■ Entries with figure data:
-=-=-=-=-
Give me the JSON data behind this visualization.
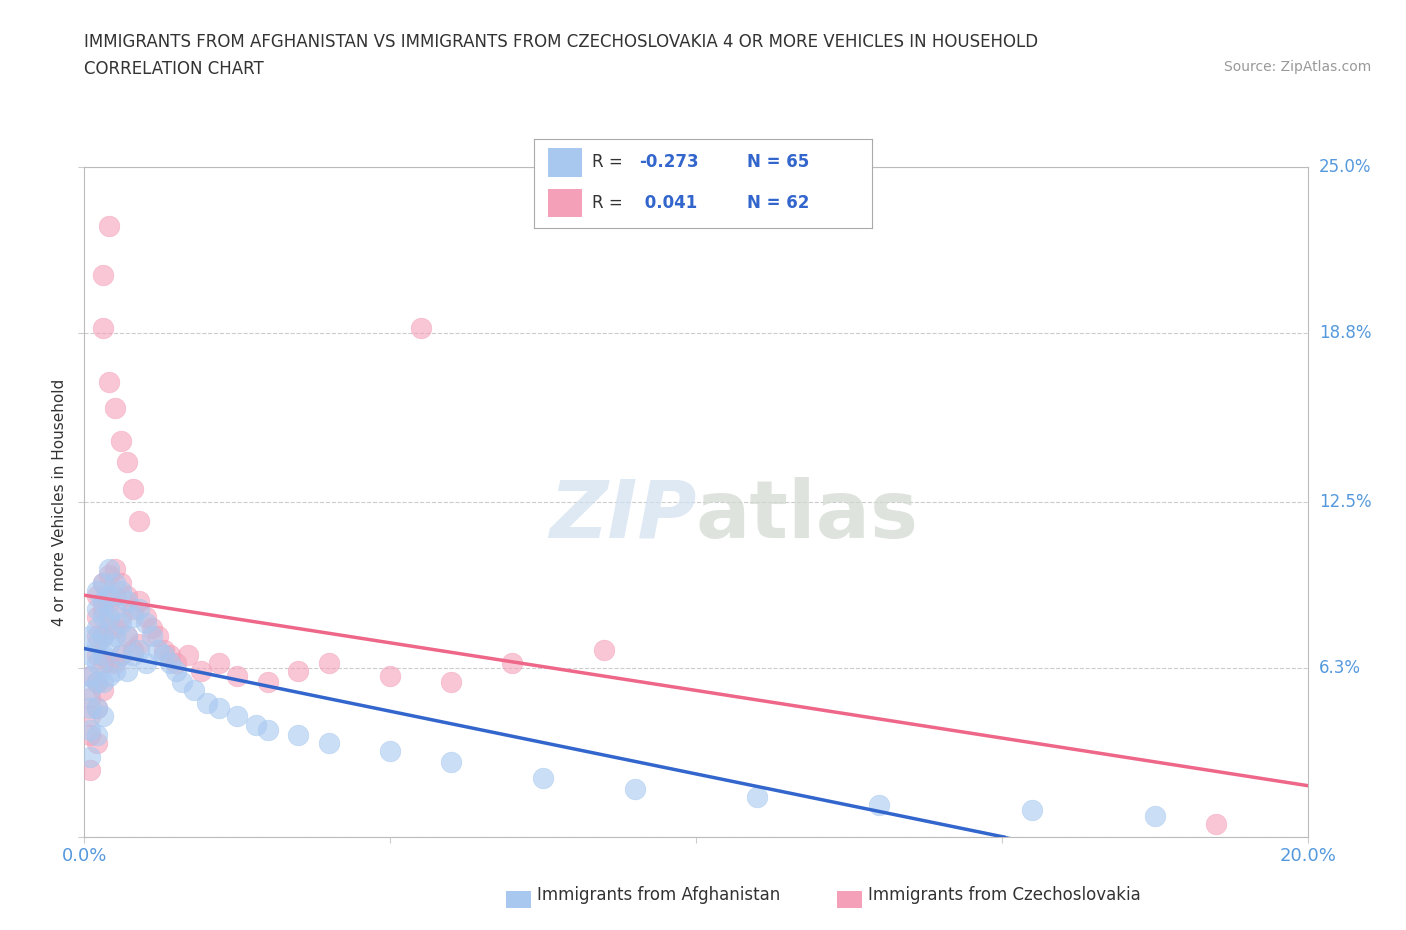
{
  "title_line1": "IMMIGRANTS FROM AFGHANISTAN VS IMMIGRANTS FROM CZECHOSLOVAKIA 4 OR MORE VEHICLES IN HOUSEHOLD",
  "title_line2": "CORRELATION CHART",
  "source_text": "Source: ZipAtlas.com",
  "ylabel": "4 or more Vehicles in Household",
  "xlim": [
    0.0,
    0.2
  ],
  "ylim": [
    0.0,
    0.25
  ],
  "afghanistan_color": "#A8C8F0",
  "czechoslovakia_color": "#F4A0B8",
  "afghanistan_line_color": "#3366CC",
  "czechoslovakia_line_color": "#EE6688",
  "r_afghanistan": -0.273,
  "n_afghanistan": 65,
  "r_czechoslovakia": 0.041,
  "n_czechoslovakia": 62,
  "background_color": "#FFFFFF",
  "afghanistan_x": [
    0.001,
    0.001,
    0.001,
    0.001,
    0.001,
    0.001,
    0.001,
    0.002,
    0.002,
    0.002,
    0.002,
    0.002,
    0.002,
    0.002,
    0.002,
    0.003,
    0.003,
    0.003,
    0.003,
    0.003,
    0.003,
    0.003,
    0.004,
    0.004,
    0.004,
    0.004,
    0.004,
    0.005,
    0.005,
    0.005,
    0.005,
    0.006,
    0.006,
    0.006,
    0.007,
    0.007,
    0.007,
    0.008,
    0.008,
    0.009,
    0.009,
    0.01,
    0.01,
    0.011,
    0.012,
    0.013,
    0.014,
    0.015,
    0.016,
    0.018,
    0.02,
    0.022,
    0.025,
    0.028,
    0.03,
    0.035,
    0.04,
    0.05,
    0.06,
    0.075,
    0.09,
    0.11,
    0.13,
    0.155,
    0.175
  ],
  "afghanistan_y": [
    0.075,
    0.068,
    0.06,
    0.055,
    0.048,
    0.04,
    0.03,
    0.092,
    0.085,
    0.078,
    0.072,
    0.065,
    0.058,
    0.048,
    0.038,
    0.095,
    0.088,
    0.082,
    0.075,
    0.068,
    0.058,
    0.045,
    0.1,
    0.09,
    0.082,
    0.072,
    0.06,
    0.095,
    0.085,
    0.075,
    0.062,
    0.092,
    0.08,
    0.068,
    0.088,
    0.075,
    0.062,
    0.082,
    0.068,
    0.085,
    0.07,
    0.08,
    0.065,
    0.075,
    0.07,
    0.068,
    0.065,
    0.062,
    0.058,
    0.055,
    0.05,
    0.048,
    0.045,
    0.042,
    0.04,
    0.038,
    0.035,
    0.032,
    0.028,
    0.022,
    0.018,
    0.015,
    0.012,
    0.01,
    0.008
  ],
  "czechoslovakia_x": [
    0.001,
    0.001,
    0.001,
    0.001,
    0.001,
    0.002,
    0.002,
    0.002,
    0.002,
    0.002,
    0.002,
    0.002,
    0.003,
    0.003,
    0.003,
    0.003,
    0.003,
    0.004,
    0.004,
    0.004,
    0.004,
    0.005,
    0.005,
    0.005,
    0.005,
    0.006,
    0.006,
    0.006,
    0.007,
    0.007,
    0.008,
    0.008,
    0.009,
    0.009,
    0.01,
    0.011,
    0.012,
    0.013,
    0.014,
    0.015,
    0.017,
    0.019,
    0.022,
    0.025,
    0.03,
    0.035,
    0.04,
    0.05,
    0.06,
    0.07,
    0.085,
    0.003,
    0.004,
    0.005,
    0.006,
    0.007,
    0.008,
    0.009,
    0.055,
    0.003,
    0.004,
    0.185
  ],
  "czechoslovakia_y": [
    0.06,
    0.052,
    0.045,
    0.038,
    0.025,
    0.09,
    0.082,
    0.075,
    0.068,
    0.058,
    0.048,
    0.035,
    0.095,
    0.085,
    0.075,
    0.065,
    0.055,
    0.098,
    0.088,
    0.078,
    0.065,
    0.1,
    0.09,
    0.078,
    0.065,
    0.095,
    0.082,
    0.068,
    0.09,
    0.075,
    0.085,
    0.07,
    0.088,
    0.072,
    0.082,
    0.078,
    0.075,
    0.07,
    0.068,
    0.065,
    0.068,
    0.062,
    0.065,
    0.06,
    0.058,
    0.062,
    0.065,
    0.06,
    0.058,
    0.065,
    0.07,
    0.19,
    0.17,
    0.16,
    0.148,
    0.14,
    0.13,
    0.118,
    0.19,
    0.21,
    0.228,
    0.005
  ]
}
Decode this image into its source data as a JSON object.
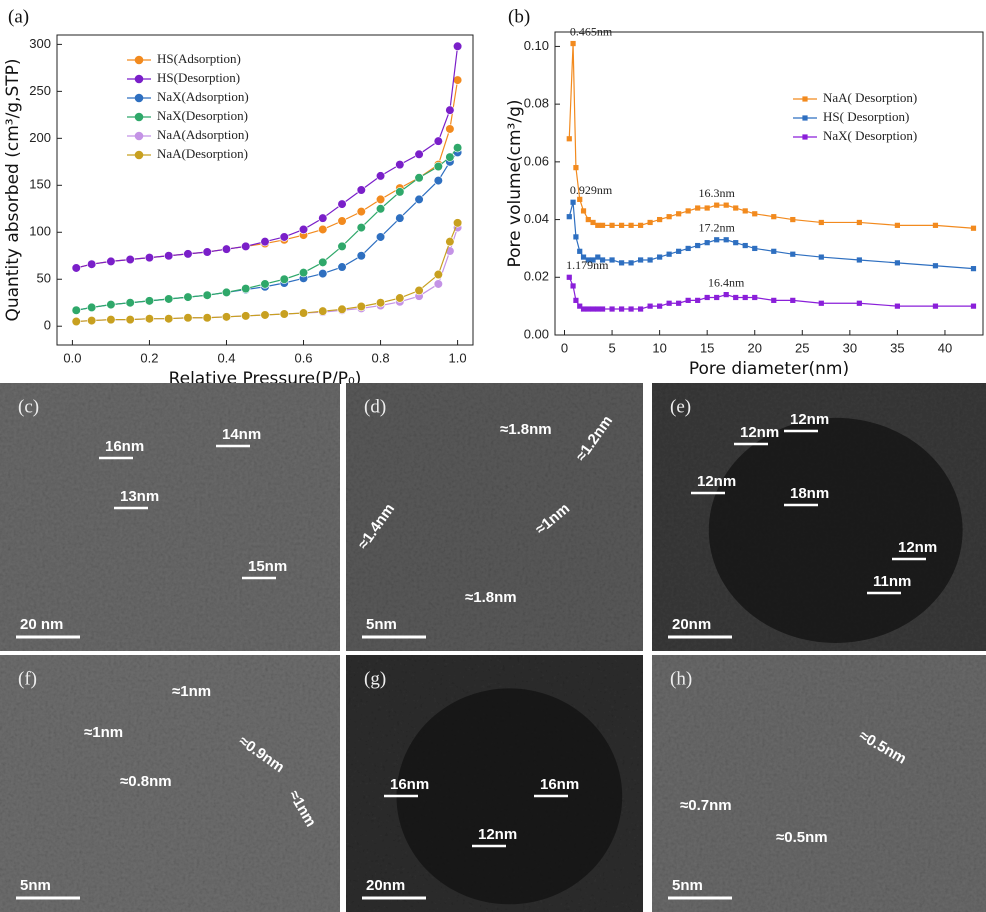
{
  "chart_data": [
    {
      "type": "line",
      "panel": "(a)",
      "marker": "circle",
      "legend": "upper left",
      "xlabel": "Relative Pressure(P/P₀)",
      "ylabel": "Quantity absorbed (cm³/g,STP)",
      "xlim": [
        -0.04,
        1.04
      ],
      "xticks": [
        {
          "value": 0,
          "label": "0.0"
        },
        0.2,
        0.4,
        0.6,
        0.8,
        {
          "value": 1,
          "label": "1.0"
        }
      ],
      "ylim": [
        -20,
        310
      ],
      "yticks": [
        0,
        50,
        100,
        150,
        200,
        250,
        300
      ],
      "x": [
        0.01,
        0.05,
        0.1,
        0.15,
        0.2,
        0.25,
        0.3,
        0.35,
        0.4,
        0.45,
        0.5,
        0.55,
        0.6,
        0.65,
        0.7,
        0.75,
        0.8,
        0.85,
        0.9,
        0.95,
        0.98,
        1.0
      ],
      "series": [
        {
          "name": "HS(Adsorption)",
          "color": "#f28a1e",
          "values": [
            62,
            66,
            69,
            71,
            73,
            75,
            77,
            79,
            82,
            85,
            88,
            92,
            97,
            103,
            112,
            122,
            135,
            147,
            158,
            172,
            210,
            262
          ]
        },
        {
          "name": "HS(Desorption)",
          "color": "#7a1fc9",
          "values": [
            62,
            66,
            69,
            71,
            73,
            75,
            77,
            79,
            82,
            85,
            90,
            95,
            103,
            115,
            130,
            145,
            160,
            172,
            183,
            197,
            230,
            298
          ]
        },
        {
          "name": "NaX(Adsorption)",
          "color": "#2e6fc0",
          "values": [
            17,
            20,
            23,
            25,
            27,
            29,
            31,
            33,
            36,
            39,
            42,
            46,
            51,
            56,
            63,
            75,
            95,
            115,
            135,
            155,
            175,
            185
          ]
        },
        {
          "name": "NaX(Desorption)",
          "color": "#2fa86a",
          "values": [
            17,
            20,
            23,
            25,
            27,
            29,
            31,
            33,
            36,
            40,
            45,
            50,
            57,
            68,
            85,
            105,
            125,
            143,
            158,
            170,
            180,
            190
          ]
        },
        {
          "name": "NaA(Adsorption)",
          "color": "#c493e6",
          "values": [
            5,
            6,
            7,
            7,
            8,
            8,
            9,
            9,
            10,
            11,
            12,
            13,
            14,
            15,
            17,
            19,
            22,
            26,
            32,
            45,
            80,
            105
          ]
        },
        {
          "name": "NaA(Desorption)",
          "color": "#c8a020",
          "values": [
            5,
            6,
            7,
            7,
            8,
            8,
            9,
            9,
            10,
            11,
            12,
            13,
            14,
            16,
            18,
            21,
            25,
            30,
            38,
            55,
            90,
            110
          ]
        }
      ]
    },
    {
      "type": "line",
      "panel": "(b)",
      "marker": "square",
      "legend": "upper right",
      "xlabel": "Pore diameter(nm)",
      "ylabel": "Pore volume(cm³/g)",
      "xlim": [
        -1,
        44
      ],
      "xticks": [
        0,
        5,
        10,
        15,
        20,
        25,
        30,
        35,
        40
      ],
      "ylim": [
        0,
        0.105
      ],
      "yticks": [
        {
          "value": 0,
          "label": "0.00"
        },
        0.02,
        0.04,
        0.06,
        0.08,
        {
          "value": 0.1,
          "label": "0.10"
        }
      ],
      "x": [
        0.5,
        0.9,
        1.2,
        1.6,
        2,
        2.5,
        3,
        3.5,
        4,
        5,
        6,
        7,
        8,
        9,
        10,
        11,
        12,
        13,
        14,
        15,
        16,
        17,
        18,
        19,
        20,
        22,
        24,
        27,
        31,
        35,
        39,
        43
      ],
      "series": [
        {
          "name": "NaA( Desorption)",
          "color": "#f28a1e",
          "annotations": [
            "0.465nm",
            "16.3nm"
          ],
          "values": [
            0.068,
            0.101,
            0.058,
            0.047,
            0.043,
            0.04,
            0.039,
            0.038,
            0.038,
            0.038,
            0.038,
            0.038,
            0.038,
            0.039,
            0.04,
            0.041,
            0.042,
            0.043,
            0.044,
            0.044,
            0.045,
            0.045,
            0.044,
            0.043,
            0.042,
            0.041,
            0.04,
            0.039,
            0.039,
            0.038,
            0.038,
            0.037
          ]
        },
        {
          "name": "HS( Desorption)",
          "color": "#2e6fc0",
          "annotations": [
            "0.929nm",
            "17.2nm"
          ],
          "values": [
            0.041,
            0.046,
            0.034,
            0.029,
            0.027,
            0.026,
            0.026,
            0.027,
            0.026,
            0.026,
            0.025,
            0.025,
            0.026,
            0.026,
            0.027,
            0.028,
            0.029,
            0.03,
            0.031,
            0.032,
            0.033,
            0.033,
            0.032,
            0.031,
            0.03,
            0.029,
            0.028,
            0.027,
            0.026,
            0.025,
            0.024,
            0.023
          ]
        },
        {
          "name": "NaX( Desorption)",
          "color": "#8a1fd9",
          "annotations": [
            "1.179nm",
            "16.4nm"
          ],
          "values": [
            0.02,
            0.017,
            0.012,
            0.01,
            0.009,
            0.009,
            0.009,
            0.009,
            0.009,
            0.009,
            0.009,
            0.009,
            0.009,
            0.01,
            0.01,
            0.011,
            0.011,
            0.012,
            0.012,
            0.013,
            0.013,
            0.014,
            0.013,
            0.013,
            0.013,
            0.012,
            0.012,
            0.011,
            0.011,
            0.01,
            0.01,
            0.01
          ]
        }
      ]
    }
  ],
  "images": [
    {
      "label": "(c)",
      "annotations": [
        "16nm",
        "14nm",
        "13nm",
        "15nm"
      ],
      "scale_bar": "20 nm"
    },
    {
      "label": "(d)",
      "annotations": [
        "≈1.8nm",
        "≈1.2nm",
        "≈1.4nm",
        "≈1nm",
        "≈1.8nm"
      ],
      "scale_bar": "5nm"
    },
    {
      "label": "(e)",
      "annotations": [
        "12nm",
        "12nm",
        "12nm",
        "18nm",
        "12nm",
        "11nm"
      ],
      "scale_bar": "20nm"
    },
    {
      "label": "(f)",
      "annotations": [
        "≈1nm",
        "≈1nm",
        "≈0.9nm",
        "≈0.8nm",
        "≈1nm"
      ],
      "scale_bar": "5nm"
    },
    {
      "label": "(g)",
      "annotations": [
        "16nm",
        "16nm",
        "12nm"
      ],
      "scale_bar": "20nm"
    },
    {
      "label": "(h)",
      "annotations": [
        "≈0.5nm",
        "≈0.7nm",
        "≈0.5nm"
      ],
      "scale_bar": "5nm"
    }
  ]
}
-=-=-=-=-
■ WHAT YOU NEED TO DO: Count up the lines in the listing that hold the word "legend", and give that number only.

■ COMPLETED TASK: 2